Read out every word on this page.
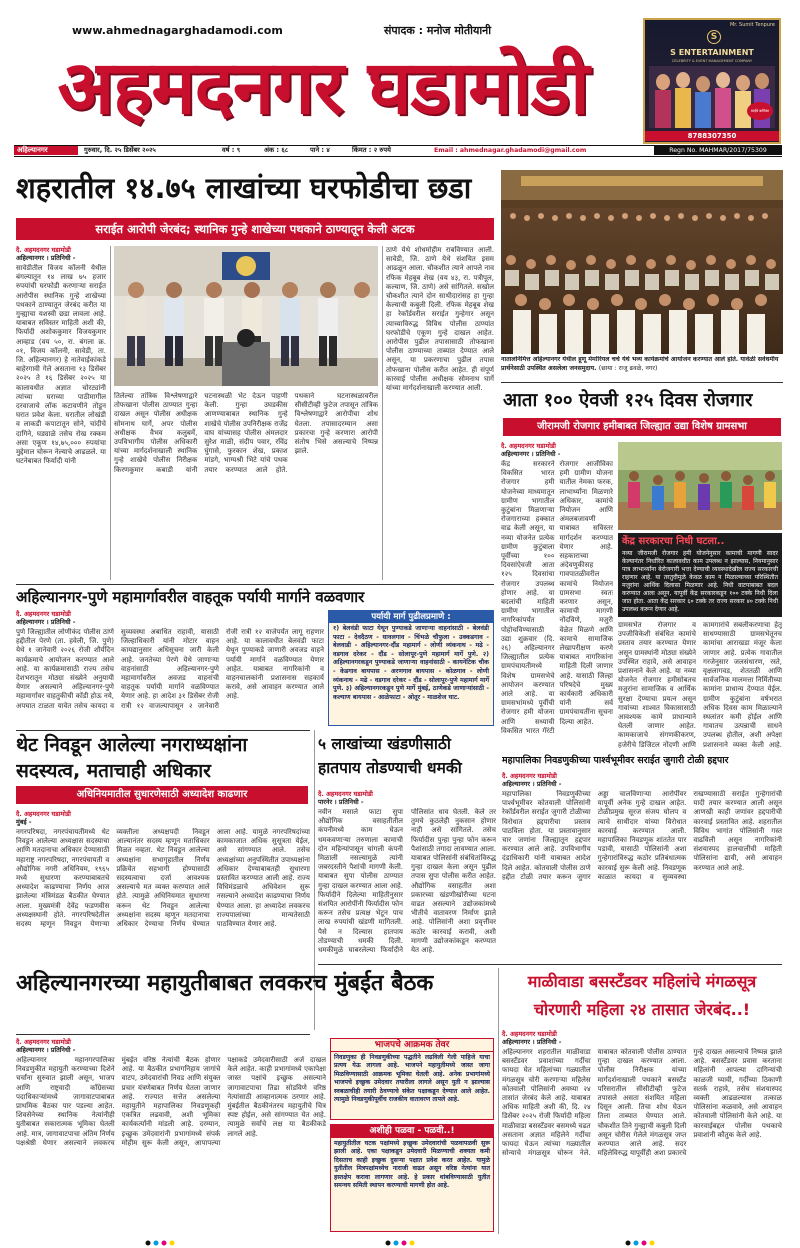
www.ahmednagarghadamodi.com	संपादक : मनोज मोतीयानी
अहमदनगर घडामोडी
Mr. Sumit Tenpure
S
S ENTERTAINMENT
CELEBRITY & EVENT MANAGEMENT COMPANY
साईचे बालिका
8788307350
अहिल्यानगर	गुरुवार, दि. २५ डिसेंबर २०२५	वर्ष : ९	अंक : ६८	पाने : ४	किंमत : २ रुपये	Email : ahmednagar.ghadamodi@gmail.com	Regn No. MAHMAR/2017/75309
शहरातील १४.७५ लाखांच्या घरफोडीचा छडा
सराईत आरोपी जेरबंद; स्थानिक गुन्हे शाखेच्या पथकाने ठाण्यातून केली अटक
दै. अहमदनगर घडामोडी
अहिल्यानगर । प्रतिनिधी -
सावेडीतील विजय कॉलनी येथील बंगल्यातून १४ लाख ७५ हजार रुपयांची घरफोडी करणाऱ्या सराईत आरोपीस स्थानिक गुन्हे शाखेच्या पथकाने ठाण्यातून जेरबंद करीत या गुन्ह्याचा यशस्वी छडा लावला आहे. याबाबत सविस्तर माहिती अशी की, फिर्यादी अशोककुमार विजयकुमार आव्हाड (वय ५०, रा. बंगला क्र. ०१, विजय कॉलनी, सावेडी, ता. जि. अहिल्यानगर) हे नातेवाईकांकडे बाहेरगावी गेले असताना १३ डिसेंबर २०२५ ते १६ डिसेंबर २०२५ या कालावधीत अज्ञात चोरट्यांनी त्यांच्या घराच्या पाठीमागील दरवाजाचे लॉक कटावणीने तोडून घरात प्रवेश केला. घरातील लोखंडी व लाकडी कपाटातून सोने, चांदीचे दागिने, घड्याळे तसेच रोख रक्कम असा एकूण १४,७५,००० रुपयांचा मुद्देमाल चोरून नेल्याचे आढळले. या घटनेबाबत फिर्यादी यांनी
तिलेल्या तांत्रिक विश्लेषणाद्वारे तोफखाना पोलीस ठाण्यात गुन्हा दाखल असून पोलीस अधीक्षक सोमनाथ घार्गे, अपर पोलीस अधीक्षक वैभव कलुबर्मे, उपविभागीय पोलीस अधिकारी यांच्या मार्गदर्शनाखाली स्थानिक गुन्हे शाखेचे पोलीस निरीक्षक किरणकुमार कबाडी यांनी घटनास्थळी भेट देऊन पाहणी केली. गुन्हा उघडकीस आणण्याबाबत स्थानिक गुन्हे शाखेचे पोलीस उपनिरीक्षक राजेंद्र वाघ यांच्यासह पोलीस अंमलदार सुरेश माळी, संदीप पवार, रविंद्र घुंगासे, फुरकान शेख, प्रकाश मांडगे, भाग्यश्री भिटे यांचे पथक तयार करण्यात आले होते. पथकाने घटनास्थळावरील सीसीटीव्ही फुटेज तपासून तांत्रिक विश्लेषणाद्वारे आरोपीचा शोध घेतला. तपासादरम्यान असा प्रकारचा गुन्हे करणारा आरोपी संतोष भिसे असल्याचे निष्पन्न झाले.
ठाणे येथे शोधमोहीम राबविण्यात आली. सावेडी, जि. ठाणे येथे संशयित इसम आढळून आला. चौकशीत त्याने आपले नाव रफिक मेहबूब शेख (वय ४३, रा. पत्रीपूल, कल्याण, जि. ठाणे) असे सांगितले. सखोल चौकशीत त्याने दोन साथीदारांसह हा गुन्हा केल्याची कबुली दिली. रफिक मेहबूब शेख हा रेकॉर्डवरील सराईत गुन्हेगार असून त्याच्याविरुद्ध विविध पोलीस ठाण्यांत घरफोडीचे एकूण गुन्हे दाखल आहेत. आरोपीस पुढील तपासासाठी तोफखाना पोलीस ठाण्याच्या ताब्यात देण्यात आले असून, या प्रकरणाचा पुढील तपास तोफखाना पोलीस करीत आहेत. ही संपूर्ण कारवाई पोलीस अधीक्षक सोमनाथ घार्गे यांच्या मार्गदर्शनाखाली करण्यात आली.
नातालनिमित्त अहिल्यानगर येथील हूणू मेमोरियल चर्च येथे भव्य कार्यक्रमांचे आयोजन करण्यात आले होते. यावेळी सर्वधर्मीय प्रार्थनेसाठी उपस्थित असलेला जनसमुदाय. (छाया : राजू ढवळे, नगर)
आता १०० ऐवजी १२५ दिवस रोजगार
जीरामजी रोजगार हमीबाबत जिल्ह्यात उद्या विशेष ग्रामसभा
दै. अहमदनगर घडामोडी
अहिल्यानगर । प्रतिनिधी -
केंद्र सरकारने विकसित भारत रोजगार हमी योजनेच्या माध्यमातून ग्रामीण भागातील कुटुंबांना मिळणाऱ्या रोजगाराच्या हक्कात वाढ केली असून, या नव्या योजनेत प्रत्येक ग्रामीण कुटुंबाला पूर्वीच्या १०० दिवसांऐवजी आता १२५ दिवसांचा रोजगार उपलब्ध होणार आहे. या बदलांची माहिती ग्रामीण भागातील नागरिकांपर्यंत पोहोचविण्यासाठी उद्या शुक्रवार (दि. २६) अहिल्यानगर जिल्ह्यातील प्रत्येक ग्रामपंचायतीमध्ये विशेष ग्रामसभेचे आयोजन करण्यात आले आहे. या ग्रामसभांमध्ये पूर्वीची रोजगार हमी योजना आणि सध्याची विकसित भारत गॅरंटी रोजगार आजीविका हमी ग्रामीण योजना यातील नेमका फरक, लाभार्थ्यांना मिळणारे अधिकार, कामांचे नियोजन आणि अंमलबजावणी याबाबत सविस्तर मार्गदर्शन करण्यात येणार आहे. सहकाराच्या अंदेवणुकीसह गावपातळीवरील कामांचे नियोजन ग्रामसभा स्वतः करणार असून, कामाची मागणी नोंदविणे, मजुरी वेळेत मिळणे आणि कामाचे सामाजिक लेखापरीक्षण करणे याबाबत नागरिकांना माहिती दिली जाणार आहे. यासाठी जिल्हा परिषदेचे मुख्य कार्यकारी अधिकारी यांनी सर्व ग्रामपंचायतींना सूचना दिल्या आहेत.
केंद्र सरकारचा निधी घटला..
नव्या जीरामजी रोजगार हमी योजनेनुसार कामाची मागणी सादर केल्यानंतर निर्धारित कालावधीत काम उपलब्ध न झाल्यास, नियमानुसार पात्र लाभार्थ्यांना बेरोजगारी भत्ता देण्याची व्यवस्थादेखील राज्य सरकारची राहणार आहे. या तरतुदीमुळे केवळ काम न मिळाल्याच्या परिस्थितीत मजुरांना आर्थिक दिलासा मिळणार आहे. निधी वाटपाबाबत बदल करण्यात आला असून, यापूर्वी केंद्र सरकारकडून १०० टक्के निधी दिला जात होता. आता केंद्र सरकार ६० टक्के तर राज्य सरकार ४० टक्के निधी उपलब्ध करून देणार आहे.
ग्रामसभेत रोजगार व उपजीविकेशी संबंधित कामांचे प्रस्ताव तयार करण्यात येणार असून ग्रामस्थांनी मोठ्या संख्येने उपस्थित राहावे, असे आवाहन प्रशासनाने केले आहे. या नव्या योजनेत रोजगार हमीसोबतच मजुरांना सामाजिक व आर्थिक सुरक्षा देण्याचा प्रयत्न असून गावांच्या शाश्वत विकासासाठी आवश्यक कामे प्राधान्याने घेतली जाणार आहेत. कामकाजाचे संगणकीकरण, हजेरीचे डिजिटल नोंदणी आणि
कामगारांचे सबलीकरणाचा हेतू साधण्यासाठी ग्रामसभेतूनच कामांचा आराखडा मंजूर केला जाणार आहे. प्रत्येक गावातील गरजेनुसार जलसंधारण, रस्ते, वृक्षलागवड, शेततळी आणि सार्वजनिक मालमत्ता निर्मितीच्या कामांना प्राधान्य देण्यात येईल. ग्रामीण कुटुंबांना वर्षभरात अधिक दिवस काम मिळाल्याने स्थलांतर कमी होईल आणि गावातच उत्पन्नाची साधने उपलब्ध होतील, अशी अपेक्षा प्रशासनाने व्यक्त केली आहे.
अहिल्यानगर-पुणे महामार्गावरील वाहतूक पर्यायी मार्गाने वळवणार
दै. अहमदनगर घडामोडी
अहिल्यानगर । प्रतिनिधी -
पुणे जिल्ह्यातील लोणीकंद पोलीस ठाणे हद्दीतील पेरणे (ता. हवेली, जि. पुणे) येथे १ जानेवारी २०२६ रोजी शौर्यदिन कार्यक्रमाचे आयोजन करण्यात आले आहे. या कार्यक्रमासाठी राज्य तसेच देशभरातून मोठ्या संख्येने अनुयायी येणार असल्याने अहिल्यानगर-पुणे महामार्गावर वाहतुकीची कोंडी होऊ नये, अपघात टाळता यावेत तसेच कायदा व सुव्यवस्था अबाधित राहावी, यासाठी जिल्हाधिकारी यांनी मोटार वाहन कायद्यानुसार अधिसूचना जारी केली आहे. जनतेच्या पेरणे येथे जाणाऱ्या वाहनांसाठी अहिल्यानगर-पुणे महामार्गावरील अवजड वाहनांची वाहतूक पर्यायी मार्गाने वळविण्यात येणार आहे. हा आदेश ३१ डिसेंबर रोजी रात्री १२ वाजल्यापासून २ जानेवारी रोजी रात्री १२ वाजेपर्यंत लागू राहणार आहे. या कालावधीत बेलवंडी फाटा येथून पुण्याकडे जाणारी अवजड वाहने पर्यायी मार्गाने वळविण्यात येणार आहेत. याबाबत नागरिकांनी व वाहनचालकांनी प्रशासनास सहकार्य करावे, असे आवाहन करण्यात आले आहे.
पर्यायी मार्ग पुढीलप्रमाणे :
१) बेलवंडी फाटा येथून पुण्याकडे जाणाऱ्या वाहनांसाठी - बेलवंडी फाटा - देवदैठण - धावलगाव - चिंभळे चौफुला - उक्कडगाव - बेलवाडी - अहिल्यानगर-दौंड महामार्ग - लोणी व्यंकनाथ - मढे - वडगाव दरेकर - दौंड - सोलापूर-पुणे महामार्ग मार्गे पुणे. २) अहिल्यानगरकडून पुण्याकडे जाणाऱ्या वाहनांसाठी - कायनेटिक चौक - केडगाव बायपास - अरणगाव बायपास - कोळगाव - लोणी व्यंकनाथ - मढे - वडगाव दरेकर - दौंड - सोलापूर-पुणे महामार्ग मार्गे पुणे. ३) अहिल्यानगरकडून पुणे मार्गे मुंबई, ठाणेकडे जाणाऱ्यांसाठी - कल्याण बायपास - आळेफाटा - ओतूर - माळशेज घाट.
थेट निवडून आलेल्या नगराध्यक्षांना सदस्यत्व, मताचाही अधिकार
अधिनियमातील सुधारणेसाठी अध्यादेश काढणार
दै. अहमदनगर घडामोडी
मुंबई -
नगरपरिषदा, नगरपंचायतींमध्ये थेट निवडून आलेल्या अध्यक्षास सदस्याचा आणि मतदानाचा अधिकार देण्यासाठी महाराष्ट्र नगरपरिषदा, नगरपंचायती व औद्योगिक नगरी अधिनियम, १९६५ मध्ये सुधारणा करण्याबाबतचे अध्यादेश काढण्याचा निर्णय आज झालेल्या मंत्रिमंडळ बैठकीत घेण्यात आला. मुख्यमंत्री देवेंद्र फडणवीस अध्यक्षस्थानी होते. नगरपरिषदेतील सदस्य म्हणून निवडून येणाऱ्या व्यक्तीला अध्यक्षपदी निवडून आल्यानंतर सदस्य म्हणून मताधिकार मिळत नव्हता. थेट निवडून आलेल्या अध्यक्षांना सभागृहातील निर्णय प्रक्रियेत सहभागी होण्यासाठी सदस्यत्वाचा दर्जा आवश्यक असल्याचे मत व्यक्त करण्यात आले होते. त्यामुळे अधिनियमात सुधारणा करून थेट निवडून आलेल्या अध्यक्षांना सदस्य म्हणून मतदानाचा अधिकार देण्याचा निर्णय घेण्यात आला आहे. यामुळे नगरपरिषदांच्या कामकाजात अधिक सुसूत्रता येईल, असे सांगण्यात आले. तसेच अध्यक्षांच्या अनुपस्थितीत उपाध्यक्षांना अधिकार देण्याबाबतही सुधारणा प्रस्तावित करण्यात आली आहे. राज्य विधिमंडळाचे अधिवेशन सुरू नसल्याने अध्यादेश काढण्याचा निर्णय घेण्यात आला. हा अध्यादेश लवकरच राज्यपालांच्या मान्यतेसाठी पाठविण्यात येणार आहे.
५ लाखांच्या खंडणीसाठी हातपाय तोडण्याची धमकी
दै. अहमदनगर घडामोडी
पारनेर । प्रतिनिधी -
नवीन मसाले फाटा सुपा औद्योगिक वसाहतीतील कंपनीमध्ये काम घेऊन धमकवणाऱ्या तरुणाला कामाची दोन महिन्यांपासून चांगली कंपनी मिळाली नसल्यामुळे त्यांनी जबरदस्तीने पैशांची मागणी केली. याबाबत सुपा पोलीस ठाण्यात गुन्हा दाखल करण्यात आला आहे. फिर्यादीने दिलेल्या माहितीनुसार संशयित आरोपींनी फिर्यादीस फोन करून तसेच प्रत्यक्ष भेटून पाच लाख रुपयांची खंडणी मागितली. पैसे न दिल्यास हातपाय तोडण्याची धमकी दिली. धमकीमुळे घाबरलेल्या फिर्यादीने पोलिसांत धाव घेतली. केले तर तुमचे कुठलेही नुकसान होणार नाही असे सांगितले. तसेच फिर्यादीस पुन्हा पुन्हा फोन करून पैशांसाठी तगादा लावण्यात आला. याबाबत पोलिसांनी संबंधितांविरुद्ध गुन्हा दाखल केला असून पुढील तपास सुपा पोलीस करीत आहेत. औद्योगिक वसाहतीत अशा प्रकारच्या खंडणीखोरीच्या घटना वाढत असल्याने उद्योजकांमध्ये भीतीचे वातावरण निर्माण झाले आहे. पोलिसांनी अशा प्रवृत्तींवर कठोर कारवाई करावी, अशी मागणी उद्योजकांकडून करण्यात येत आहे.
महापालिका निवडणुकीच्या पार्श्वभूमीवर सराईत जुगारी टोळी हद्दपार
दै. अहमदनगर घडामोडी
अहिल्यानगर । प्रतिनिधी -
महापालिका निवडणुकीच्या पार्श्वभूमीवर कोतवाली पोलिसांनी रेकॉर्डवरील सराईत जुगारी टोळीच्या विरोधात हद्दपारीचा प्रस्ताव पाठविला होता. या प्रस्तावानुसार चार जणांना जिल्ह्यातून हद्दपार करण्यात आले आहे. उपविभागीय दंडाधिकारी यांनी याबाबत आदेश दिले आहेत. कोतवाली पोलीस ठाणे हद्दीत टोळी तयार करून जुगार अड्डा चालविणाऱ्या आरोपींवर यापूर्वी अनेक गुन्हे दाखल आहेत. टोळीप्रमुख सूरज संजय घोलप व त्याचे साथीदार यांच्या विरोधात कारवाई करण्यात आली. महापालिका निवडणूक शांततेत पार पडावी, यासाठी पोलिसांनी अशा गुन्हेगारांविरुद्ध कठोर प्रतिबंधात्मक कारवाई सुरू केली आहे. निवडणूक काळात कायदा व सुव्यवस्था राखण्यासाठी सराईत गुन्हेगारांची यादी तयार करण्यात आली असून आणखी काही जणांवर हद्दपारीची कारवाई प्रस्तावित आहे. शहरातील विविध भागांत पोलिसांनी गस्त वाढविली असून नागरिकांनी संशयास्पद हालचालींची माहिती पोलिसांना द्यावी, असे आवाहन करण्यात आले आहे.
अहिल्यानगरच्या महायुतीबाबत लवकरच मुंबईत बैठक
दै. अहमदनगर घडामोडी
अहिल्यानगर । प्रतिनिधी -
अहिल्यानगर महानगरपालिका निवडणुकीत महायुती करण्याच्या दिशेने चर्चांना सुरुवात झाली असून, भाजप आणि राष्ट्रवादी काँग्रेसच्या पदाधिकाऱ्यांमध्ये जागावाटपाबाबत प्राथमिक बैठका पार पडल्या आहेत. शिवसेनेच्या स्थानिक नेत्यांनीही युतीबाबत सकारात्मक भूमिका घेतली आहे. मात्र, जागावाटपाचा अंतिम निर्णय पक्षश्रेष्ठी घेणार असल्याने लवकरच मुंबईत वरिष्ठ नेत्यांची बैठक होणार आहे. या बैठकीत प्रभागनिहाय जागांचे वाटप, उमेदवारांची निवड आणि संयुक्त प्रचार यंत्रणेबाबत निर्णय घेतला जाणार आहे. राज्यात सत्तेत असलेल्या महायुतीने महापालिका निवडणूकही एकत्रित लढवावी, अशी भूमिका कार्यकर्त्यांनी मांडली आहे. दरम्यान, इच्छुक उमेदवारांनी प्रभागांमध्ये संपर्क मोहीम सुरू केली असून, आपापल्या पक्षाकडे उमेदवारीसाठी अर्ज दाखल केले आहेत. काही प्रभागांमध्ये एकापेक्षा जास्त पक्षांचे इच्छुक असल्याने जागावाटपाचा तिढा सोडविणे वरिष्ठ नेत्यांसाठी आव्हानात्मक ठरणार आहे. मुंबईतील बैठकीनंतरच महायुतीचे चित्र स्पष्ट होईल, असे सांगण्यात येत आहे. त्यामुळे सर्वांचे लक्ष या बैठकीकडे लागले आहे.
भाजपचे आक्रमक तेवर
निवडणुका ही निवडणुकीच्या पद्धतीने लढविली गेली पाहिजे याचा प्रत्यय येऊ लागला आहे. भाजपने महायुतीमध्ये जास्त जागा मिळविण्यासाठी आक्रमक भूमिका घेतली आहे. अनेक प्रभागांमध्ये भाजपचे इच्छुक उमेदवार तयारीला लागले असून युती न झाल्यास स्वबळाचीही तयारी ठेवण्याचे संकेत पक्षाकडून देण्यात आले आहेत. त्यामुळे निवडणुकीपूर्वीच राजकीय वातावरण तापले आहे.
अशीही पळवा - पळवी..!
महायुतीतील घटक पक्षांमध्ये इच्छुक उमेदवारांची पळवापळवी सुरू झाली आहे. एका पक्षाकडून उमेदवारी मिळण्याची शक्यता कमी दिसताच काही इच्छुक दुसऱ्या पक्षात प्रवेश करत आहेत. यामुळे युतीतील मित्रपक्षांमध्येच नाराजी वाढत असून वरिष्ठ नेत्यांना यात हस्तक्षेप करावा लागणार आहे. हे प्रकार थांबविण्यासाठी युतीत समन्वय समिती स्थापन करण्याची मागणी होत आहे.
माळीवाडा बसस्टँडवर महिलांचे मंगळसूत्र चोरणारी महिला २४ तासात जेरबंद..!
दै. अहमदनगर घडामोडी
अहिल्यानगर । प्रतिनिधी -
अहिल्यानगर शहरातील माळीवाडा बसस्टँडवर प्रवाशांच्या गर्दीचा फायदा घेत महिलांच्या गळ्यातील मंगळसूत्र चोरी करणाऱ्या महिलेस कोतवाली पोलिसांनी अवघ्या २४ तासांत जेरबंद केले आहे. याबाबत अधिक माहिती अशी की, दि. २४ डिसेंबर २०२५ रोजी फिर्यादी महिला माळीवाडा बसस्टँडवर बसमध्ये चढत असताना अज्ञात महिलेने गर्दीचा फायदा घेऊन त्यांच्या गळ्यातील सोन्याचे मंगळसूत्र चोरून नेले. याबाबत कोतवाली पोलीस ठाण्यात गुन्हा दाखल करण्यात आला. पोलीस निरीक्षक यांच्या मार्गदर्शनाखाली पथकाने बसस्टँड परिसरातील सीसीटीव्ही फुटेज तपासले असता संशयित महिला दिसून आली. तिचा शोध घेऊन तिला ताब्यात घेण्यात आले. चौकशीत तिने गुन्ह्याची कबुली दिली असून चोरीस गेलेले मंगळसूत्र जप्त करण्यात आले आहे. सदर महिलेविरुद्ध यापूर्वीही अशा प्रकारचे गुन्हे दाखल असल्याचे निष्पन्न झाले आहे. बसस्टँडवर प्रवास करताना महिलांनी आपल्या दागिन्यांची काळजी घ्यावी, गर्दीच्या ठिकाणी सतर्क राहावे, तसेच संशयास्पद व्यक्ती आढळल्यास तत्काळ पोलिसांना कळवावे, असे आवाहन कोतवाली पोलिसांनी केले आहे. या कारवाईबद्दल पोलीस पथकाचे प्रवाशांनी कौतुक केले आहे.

--*--

_TASK REQUIREMENTS_:
Examine the records and pull out every line where the string "लवकरच" occurs.

_FINISHED ANSWER_:
नगरपरिषदा, नगरपंचायतींमध्ये थेट निवडून आलेल्या अध्यक्षास सदस्याचा आणि मतदानाचा अधिकार देण्यासाठी महाराष्ट्र नगरपरिषदा, नगरपंचायती व औद्योगिक नगरी अधिनियम, १९६५ मध्ये सुधारणा करण्याबाबतचे अध्यादेश काढण्याचा निर्णय आज झालेल्या मंत्रिमंडळ बैठकीत घेण्यात आला. मुख्यमंत्री देवेंद्र फडणवीस अध्यक्षस्थानी होते. नगरपरिषदेतील सदस्य म्हणून निवडून येणाऱ्या व्यक्तीला अध्यक्षपदी निवडून आल्यानंतर सदस्य म्हणून मताधिकार मिळत नव्हता. थेट निवडून आलेल्या अध्यक्षांना सभागृहातील निर्णय प्रक्रियेत सहभागी होण्यासाठी सदस्यत्वाचा दर्जा आवश्यक असल्याचे मत व्यक्त करण्यात आले होते. त्यामुळे अधिनियमात सुधारणा करून थेट निवडून आलेल्या अध्यक्षांना सदस्य म्हणून मतदानाचा अधिकार देण्याचा निर्णय घेण्यात आला आहे. यामुळे नगरपरिषदांच्या कामकाजात अधिक सुसूत्रता येईल, असे सांगण्यात आले. तसेच अध्यक्षांच्या अनुपस्थितीत उपाध्यक्षांना अधिकार देण्याबाबतही सुधारणा प्रस्तावित करण्यात आली आहे. राज्य विधिमंडळाचे अधिवेशन सुरू नसल्याने अध्यादेश काढण्याचा निर्णय घेण्यात आला. हा अध्यादेश लवकरच राज्यपालांच्या मान्यतेसाठी पाठविण्यात येणार आहे.
अहिल्यानगरच्या महायुतीबाबत लवकरच मुंबईत बैठक
अहिल्यानगर महानगरपालिका निवडणुकीत महायुती करण्याच्या दिशेने चर्चांना सुरुवात झाली असून, भाजप आणि राष्ट्रवादी काँग्रेसच्या पदाधिकाऱ्यांमध्ये जागावाटपाबाबत प्राथमिक बैठका पार पडल्या आहेत. शिवसेनेच्या स्थानिक नेत्यांनीही युतीबाबत सकारात्मक भूमिका घेतली आहे. मात्र, जागावाटपाचा अंतिम निर्णय पक्षश्रेष्ठी घेणार असल्याने लवकरच मुंबईत वरिष्ठ नेत्यांची बैठक होणार आहे. या बैठकीत प्रभागनिहाय जागांचे वाटप, उमेदवारांची निवड आणि संयुक्त प्रचार यंत्रणेबाबत निर्णय घेतला जाणार आहे. राज्यात सत्तेत असलेल्या महायुतीने महापालिका निवडणूकही एकत्रित लढवावी, अशी भूमिका कार्यकर्त्यांनी मांडली आहे. दरम्यान, इच्छुक उमेदवारांनी प्रभागांमध्ये संपर्क मोहीम सुरू केली असून, आपापल्या पक्षाकडे उमेदवारीसाठी अर्ज दाखल केले आहेत. काही प्रभागांमध्ये एकापेक्षा जास्त पक्षांचे इच्छुक असल्याने जागावाटपाचा तिढा सोडविणे वरिष्ठ नेत्यांसाठी आव्हानात्मक ठरणार आहे. मुंबईतील बैठकीनंतरच महायुतीचे चित्र स्पष्ट होईल, असे सांगण्यात येत आहे. त्यामुळे सर्वांचे लक्ष या बैठकीकडे लागले आहे.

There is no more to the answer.